Written exercise | Find the lines holding the string "Darro" in the data, then copy all of them.

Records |
begin
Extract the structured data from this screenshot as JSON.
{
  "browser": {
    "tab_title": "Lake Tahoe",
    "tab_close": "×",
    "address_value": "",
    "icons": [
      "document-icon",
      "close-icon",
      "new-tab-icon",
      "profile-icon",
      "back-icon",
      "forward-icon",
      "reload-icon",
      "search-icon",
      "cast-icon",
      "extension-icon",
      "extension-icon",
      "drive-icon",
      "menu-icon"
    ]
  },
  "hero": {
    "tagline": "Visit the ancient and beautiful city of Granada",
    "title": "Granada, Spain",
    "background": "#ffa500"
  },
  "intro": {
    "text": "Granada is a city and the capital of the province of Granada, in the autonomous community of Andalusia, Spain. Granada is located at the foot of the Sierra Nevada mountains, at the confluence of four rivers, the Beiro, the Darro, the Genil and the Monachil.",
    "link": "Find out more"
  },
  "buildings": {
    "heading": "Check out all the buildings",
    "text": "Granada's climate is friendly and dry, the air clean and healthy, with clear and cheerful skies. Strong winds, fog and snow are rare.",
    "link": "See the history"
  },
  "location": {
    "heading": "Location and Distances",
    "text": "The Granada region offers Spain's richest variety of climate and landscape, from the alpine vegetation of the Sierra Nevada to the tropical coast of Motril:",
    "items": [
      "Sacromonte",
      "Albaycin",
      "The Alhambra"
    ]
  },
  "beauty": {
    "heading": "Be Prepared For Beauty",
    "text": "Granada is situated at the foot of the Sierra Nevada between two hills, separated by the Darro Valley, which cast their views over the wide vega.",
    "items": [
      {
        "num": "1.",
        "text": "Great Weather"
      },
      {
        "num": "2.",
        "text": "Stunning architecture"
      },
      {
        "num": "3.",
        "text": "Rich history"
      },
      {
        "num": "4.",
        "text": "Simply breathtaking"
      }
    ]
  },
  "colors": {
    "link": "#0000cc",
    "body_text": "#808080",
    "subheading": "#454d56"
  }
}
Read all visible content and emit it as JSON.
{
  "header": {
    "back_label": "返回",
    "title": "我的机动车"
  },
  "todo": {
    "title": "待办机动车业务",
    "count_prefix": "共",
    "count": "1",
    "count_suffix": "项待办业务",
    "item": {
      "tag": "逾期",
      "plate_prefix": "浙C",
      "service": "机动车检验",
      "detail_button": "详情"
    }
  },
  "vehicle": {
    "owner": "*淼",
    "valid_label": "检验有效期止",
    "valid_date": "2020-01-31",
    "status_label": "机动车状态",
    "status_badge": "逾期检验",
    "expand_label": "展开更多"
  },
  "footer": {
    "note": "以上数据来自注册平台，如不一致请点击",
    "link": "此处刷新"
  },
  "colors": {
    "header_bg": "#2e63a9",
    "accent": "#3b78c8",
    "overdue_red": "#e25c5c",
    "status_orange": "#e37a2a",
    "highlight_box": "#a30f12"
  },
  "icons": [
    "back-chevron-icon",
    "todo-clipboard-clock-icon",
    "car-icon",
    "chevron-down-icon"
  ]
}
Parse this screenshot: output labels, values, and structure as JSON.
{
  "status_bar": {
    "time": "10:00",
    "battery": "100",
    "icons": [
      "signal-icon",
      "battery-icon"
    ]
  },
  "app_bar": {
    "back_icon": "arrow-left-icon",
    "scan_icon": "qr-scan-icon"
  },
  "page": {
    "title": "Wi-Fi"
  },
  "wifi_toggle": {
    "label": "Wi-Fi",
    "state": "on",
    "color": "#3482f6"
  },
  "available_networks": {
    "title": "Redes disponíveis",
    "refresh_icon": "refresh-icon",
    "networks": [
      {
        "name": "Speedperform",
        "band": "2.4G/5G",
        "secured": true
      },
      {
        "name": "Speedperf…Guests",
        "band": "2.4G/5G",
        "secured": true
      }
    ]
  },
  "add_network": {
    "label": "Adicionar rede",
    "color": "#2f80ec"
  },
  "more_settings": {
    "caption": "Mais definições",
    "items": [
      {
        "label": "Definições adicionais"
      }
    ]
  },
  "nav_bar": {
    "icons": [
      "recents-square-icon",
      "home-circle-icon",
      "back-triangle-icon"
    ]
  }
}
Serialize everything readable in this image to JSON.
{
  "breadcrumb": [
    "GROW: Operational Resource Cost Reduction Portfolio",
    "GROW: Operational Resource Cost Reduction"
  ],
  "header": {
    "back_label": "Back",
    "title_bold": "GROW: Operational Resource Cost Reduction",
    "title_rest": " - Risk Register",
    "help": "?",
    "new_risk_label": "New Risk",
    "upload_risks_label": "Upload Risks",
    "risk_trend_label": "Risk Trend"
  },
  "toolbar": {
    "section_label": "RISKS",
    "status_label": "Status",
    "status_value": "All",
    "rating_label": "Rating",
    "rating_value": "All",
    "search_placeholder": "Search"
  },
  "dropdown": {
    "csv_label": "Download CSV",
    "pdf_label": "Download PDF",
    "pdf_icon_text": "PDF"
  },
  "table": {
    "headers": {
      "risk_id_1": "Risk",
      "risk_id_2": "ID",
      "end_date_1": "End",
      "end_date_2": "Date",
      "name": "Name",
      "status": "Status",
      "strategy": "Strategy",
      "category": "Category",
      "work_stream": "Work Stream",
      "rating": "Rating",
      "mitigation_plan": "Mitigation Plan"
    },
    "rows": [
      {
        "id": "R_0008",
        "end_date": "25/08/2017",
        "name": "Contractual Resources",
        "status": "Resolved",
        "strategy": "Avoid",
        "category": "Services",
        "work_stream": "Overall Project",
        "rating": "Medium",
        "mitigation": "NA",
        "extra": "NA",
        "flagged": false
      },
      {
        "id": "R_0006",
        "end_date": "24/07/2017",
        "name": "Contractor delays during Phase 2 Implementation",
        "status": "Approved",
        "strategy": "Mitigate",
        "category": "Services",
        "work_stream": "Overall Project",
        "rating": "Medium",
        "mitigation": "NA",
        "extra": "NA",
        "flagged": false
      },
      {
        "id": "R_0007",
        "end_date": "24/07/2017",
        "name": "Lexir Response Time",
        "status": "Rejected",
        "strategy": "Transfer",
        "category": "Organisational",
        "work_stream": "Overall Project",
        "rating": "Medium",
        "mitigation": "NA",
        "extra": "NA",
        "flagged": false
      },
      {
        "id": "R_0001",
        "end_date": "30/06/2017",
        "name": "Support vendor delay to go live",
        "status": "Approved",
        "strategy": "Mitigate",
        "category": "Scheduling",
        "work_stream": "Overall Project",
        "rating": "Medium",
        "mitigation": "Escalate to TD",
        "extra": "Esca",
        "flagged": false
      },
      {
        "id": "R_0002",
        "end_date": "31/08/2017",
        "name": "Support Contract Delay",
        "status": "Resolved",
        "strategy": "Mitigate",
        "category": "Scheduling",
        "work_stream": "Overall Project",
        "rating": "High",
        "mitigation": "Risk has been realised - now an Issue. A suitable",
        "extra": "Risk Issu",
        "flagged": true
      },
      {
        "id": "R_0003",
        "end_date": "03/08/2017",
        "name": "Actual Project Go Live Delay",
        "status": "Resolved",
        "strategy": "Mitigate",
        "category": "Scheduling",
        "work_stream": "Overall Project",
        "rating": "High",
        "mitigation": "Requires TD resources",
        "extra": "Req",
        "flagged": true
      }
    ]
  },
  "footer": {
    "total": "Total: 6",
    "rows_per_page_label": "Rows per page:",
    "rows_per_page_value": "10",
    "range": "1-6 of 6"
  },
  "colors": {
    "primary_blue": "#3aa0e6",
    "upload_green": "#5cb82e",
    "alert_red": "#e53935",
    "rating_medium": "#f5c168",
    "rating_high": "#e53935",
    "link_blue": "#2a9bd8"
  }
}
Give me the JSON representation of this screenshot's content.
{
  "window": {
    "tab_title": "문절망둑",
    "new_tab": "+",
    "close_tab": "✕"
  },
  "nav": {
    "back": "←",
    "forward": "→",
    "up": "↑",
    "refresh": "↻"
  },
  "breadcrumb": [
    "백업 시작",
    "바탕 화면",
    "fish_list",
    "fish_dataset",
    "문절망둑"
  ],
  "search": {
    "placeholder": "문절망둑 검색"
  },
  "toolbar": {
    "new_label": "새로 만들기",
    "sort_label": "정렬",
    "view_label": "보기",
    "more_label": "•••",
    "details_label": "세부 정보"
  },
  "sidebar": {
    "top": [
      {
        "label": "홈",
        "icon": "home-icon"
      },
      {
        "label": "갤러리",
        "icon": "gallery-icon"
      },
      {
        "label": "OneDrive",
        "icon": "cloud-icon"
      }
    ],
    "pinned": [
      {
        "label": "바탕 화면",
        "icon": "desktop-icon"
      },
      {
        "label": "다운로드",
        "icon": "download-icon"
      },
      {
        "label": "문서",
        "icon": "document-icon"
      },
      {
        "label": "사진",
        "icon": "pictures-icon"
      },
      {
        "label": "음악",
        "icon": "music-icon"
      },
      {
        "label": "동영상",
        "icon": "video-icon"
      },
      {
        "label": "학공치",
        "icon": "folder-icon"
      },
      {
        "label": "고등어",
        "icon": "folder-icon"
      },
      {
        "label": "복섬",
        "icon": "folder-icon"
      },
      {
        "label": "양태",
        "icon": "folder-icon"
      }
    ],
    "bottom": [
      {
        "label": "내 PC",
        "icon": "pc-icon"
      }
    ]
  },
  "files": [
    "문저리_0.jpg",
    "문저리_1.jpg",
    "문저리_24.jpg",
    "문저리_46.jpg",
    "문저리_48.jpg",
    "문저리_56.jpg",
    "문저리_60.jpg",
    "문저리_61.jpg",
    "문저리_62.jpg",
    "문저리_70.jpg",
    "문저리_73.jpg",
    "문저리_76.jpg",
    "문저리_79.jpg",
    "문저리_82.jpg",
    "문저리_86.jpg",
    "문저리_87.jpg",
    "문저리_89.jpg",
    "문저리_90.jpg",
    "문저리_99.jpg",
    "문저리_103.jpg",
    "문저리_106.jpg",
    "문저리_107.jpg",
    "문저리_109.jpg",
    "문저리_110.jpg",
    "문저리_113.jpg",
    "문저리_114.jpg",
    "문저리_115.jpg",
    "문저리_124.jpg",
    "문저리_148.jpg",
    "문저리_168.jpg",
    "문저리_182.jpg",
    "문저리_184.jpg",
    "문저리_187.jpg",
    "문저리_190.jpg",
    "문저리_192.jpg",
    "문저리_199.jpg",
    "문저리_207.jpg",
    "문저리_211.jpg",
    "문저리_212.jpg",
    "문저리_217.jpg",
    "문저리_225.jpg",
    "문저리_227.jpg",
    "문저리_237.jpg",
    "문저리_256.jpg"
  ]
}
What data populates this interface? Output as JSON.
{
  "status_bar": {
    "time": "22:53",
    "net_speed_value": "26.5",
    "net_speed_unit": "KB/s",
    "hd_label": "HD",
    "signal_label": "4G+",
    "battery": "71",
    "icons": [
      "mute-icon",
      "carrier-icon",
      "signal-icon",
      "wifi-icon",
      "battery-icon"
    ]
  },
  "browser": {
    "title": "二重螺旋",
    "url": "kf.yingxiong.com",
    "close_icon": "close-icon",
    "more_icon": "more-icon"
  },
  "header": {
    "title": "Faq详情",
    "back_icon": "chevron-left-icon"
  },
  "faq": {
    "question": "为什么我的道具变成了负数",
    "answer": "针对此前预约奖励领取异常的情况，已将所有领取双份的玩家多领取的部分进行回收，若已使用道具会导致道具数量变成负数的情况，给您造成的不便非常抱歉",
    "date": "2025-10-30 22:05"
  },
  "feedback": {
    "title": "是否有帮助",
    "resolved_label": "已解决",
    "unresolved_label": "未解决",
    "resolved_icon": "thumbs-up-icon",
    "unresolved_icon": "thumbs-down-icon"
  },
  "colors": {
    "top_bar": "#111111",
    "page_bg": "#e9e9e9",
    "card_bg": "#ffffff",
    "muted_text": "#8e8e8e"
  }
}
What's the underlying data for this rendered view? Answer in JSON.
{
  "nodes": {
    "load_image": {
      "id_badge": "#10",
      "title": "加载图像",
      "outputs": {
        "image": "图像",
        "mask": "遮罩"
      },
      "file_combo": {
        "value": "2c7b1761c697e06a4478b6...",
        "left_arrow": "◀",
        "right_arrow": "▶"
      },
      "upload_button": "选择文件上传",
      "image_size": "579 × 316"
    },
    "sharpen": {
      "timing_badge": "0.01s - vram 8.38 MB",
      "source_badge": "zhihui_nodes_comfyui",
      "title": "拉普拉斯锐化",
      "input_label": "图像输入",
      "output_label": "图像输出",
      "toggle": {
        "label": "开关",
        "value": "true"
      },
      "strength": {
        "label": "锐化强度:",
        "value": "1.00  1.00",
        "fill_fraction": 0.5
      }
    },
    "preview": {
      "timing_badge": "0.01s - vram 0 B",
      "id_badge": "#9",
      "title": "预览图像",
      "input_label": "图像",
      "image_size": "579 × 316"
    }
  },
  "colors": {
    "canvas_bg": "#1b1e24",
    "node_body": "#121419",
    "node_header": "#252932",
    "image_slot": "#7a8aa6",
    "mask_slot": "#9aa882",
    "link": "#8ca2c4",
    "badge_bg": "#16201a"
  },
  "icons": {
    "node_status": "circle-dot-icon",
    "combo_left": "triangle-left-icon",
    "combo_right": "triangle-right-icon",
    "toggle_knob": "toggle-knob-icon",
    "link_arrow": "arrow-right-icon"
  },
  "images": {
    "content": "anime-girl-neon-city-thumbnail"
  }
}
end
Solution |
    "text": "Granada is a city and the capital of the province of Granada, in the autonomous community of Andalusia, Spain. Granada is located at the foot of the Sierra Nevada mountains, at the confluence of four rivers, the Beiro, the Darro, the Genil and the Monachil.",
    "text": "Granada is situated at the foot of the Sierra Nevada between two hills, separated by the Darro Valley, which cast their views over the wide vega.",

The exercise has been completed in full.